■ **AIM**: Identify the line with "Extract all readable text from this page."; copy word for word that line and every one after it, to the end of the listing. Exclude pictures.

■ **DATA SHOWN**:
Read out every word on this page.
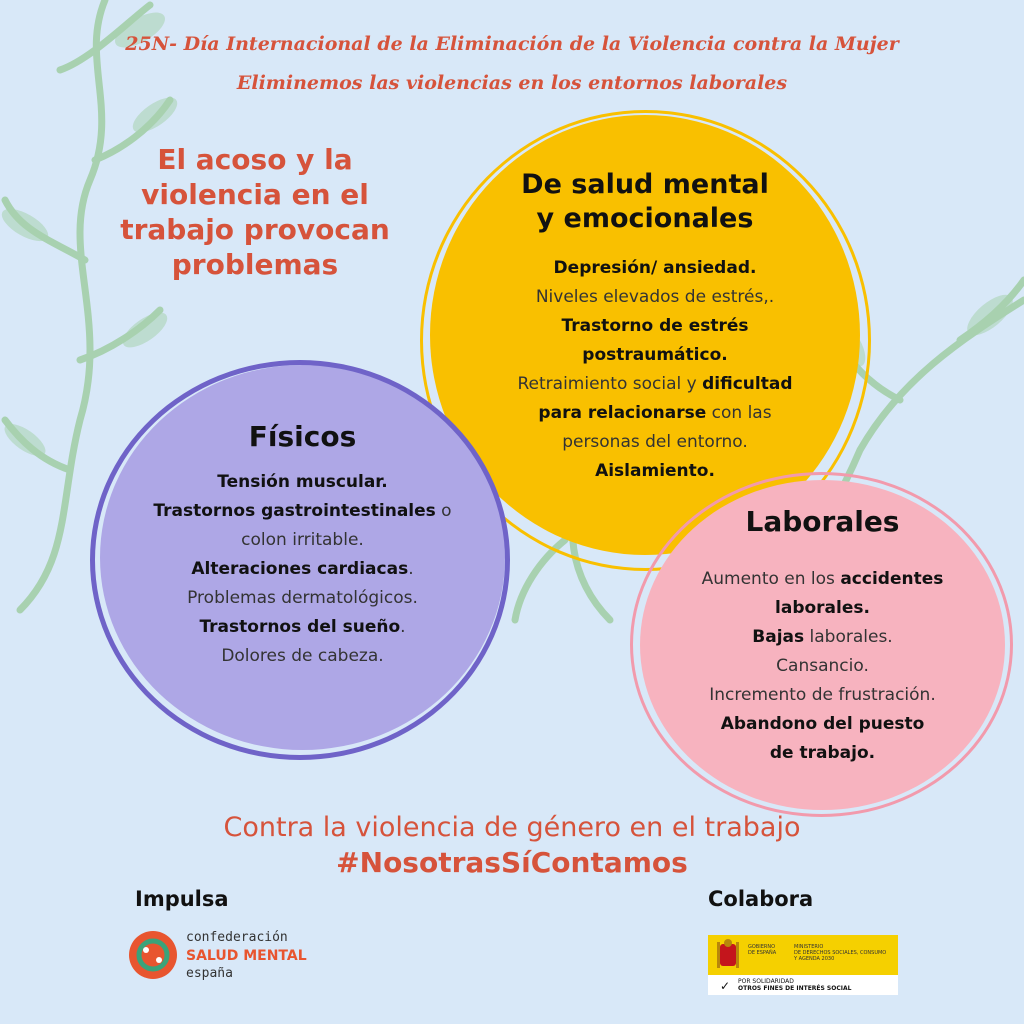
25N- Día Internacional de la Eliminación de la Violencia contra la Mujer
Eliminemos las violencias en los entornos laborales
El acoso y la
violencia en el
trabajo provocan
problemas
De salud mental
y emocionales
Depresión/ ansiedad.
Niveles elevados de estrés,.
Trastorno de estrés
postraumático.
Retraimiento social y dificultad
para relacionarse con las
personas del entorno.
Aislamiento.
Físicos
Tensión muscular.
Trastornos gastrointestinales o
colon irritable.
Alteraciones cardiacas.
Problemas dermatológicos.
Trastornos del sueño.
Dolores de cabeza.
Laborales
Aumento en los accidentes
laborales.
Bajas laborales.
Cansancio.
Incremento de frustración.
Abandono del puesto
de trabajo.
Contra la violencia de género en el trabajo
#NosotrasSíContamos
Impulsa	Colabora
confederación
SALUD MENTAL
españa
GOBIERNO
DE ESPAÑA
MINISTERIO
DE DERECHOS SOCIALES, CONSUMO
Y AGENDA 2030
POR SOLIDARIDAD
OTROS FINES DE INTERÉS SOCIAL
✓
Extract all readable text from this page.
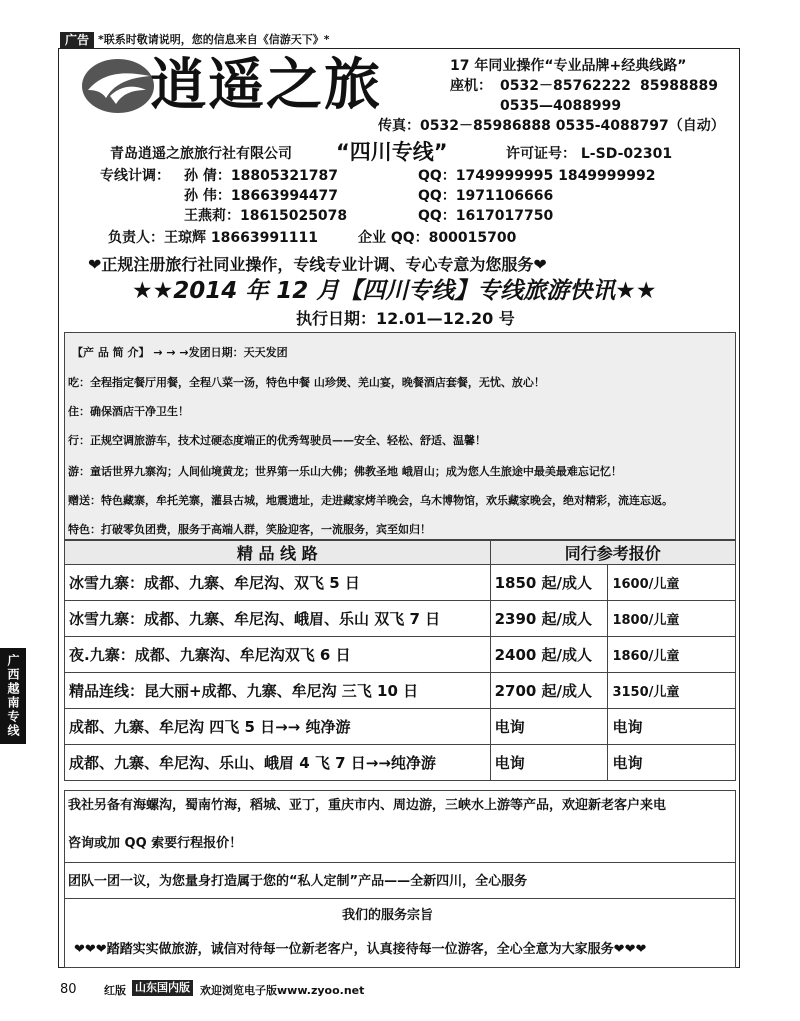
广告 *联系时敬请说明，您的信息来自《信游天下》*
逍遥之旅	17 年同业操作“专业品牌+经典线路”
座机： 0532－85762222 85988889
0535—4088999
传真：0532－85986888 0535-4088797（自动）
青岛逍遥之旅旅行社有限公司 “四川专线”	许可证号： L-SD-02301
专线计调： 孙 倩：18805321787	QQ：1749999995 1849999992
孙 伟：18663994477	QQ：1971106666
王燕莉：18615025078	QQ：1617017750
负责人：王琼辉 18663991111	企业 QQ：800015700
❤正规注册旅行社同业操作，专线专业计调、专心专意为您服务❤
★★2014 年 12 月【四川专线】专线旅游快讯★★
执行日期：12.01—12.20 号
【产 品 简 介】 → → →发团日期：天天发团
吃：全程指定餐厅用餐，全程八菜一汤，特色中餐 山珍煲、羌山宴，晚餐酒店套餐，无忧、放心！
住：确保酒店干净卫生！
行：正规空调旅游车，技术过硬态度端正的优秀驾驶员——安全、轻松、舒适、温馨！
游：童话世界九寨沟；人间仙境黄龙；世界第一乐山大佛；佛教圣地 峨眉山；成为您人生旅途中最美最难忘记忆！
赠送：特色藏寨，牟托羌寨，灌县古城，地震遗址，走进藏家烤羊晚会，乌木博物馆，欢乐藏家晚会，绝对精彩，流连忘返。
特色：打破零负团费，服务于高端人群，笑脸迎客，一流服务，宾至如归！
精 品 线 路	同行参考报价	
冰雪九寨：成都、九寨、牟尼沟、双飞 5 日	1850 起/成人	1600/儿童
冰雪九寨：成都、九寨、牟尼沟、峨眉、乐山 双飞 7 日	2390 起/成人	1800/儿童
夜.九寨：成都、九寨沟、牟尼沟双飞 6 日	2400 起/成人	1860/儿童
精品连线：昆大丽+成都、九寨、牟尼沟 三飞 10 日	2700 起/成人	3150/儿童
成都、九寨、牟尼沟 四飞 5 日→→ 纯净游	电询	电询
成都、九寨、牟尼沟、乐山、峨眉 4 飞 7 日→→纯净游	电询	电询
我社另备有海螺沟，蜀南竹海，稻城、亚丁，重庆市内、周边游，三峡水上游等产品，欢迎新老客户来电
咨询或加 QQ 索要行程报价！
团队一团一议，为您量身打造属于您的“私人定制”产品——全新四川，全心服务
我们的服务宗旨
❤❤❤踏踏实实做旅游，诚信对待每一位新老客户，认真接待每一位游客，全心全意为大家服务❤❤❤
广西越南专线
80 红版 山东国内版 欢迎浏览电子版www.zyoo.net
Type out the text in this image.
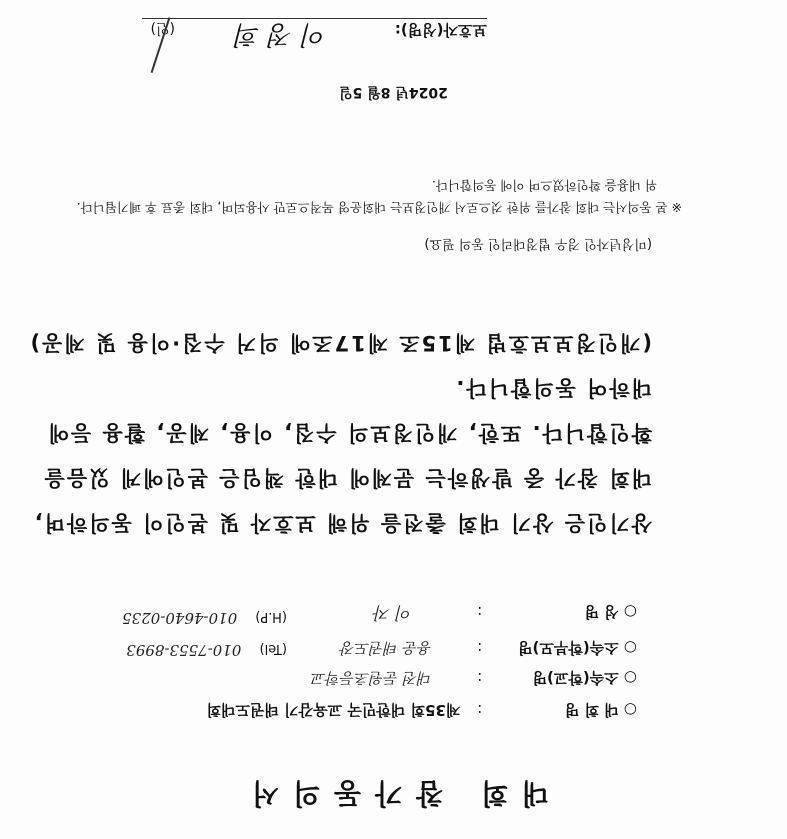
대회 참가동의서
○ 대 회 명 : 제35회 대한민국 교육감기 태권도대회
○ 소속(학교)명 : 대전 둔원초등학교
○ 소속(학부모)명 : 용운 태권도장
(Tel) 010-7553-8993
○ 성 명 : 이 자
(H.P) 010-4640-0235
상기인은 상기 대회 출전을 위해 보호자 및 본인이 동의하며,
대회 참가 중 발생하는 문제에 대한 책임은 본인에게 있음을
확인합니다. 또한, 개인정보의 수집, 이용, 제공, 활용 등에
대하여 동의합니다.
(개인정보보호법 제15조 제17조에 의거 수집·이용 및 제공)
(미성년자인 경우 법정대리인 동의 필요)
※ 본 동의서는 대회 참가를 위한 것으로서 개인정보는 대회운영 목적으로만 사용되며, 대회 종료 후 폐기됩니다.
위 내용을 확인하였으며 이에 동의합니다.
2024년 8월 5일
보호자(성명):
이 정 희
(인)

■ **OUTPUT FOR THIS EXERCISE**:
Extract all readable text from this page.
广告 *联系时敬请说明，您的信息来自《信游天下》*
逍遥之旅	17 年同业操作“专业品牌+经典线路”
座机： 0532－85762222 85988889
0535—4088999
传真：0532－85986888 0535-4088797（自动）
青岛逍遥之旅旅行社有限公司 “四川专线”	许可证号： L-SD-02301
专线计调： 孙 倩：18805321787	QQ：1749999995 1849999992
孙 伟：18663994477	QQ：1971106666
王燕莉：18615025078	QQ：1617017750
负责人：王琼辉 18663991111	企业 QQ：800015700
❤正规注册旅行社同业操作，专线专业计调、专心专意为您服务❤
★★2014 年 12 月【四川专线】专线旅游快讯★★
执行日期：12.01—12.20 号
【产 品 简 介】 → → →发团日期：天天发团
吃：全程指定餐厅用餐，全程八菜一汤，特色中餐 山珍煲、羌山宴，晚餐酒店套餐，无忧、放心！
住：确保酒店干净卫生！
行：正规空调旅游车，技术过硬态度端正的优秀驾驶员——安全、轻松、舒适、温馨！
游：童话世界九寨沟；人间仙境黄龙；世界第一乐山大佛；佛教圣地 峨眉山；成为您人生旅途中最美最难忘记忆！
赠送：特色藏寨，牟托羌寨，灌县古城，地震遗址，走进藏家烤羊晚会，乌木博物馆，欢乐藏家晚会，绝对精彩，流连忘返。
特色：打破零负团费，服务于高端人群，笑脸迎客，一流服务，宾至如归！
精 品 线 路	同行参考报价	
冰雪九寨：成都、九寨、牟尼沟、双飞 5 日	1850 起/成人	1600/儿童
冰雪九寨：成都、九寨、牟尼沟、峨眉、乐山 双飞 7 日	2390 起/成人	1800/儿童
夜.九寨：成都、九寨沟、牟尼沟双飞 6 日	2400 起/成人	1860/儿童
精品连线：昆大丽+成都、九寨、牟尼沟 三飞 10 日	2700 起/成人	3150/儿童
成都、九寨、牟尼沟 四飞 5 日→→ 纯净游	电询	电询
成都、九寨、牟尼沟、乐山、峨眉 4 飞 7 日→→纯净游	电询	电询
我社另备有海螺沟，蜀南竹海，稻城、亚丁，重庆市内、周边游，三峡水上游等产品，欢迎新老客户来电
咨询或加 QQ 索要行程报价！
团队一团一议，为您量身打造属于您的“私人定制”产品——全新四川，全心服务
我们的服务宗旨
❤❤❤踏踏实实做旅游，诚信对待每一位新老客户，认真接待每一位游客，全心全意为大家服务❤❤❤
广西越南专线
80 红版 山东国内版 欢迎浏览电子版www.zyoo.net
Type out the text in this image.
대회 참가동의서
○ 대 회 명 : 제35회 대한민국 교육감기 태권도대회
○ 소속(학교)명 : 대전 둔원초등학교
○ 소속(학부모)명 : 용운 태권도장
(Tel) 010-7553-8993
○ 성 명 : 이 자
(H.P) 010-4640-0235
상기인은 상기 대회 출전을 위해 보호자 및 본인이 동의하며,
대회 참가 중 발생하는 문제에 대한 책임은 본인에게 있음을
확인합니다. 또한, 개인정보의 수집, 이용, 제공, 활용 등에
대하여 동의합니다.
(개인정보보호법 제15조 제17조에 의거 수집·이용 및 제공)
(미성년자인 경우 법정대리인 동의 필요)
※ 본 동의서는 대회 참가를 위한 것으로서 개인정보는 대회운영 목적으로만 사용되며, 대회 종료 후 폐기됩니다.
위 내용을 확인하였으며 이에 동의합니다.
2024년 8월 5일
보호자(성명):
이 정 희
(인)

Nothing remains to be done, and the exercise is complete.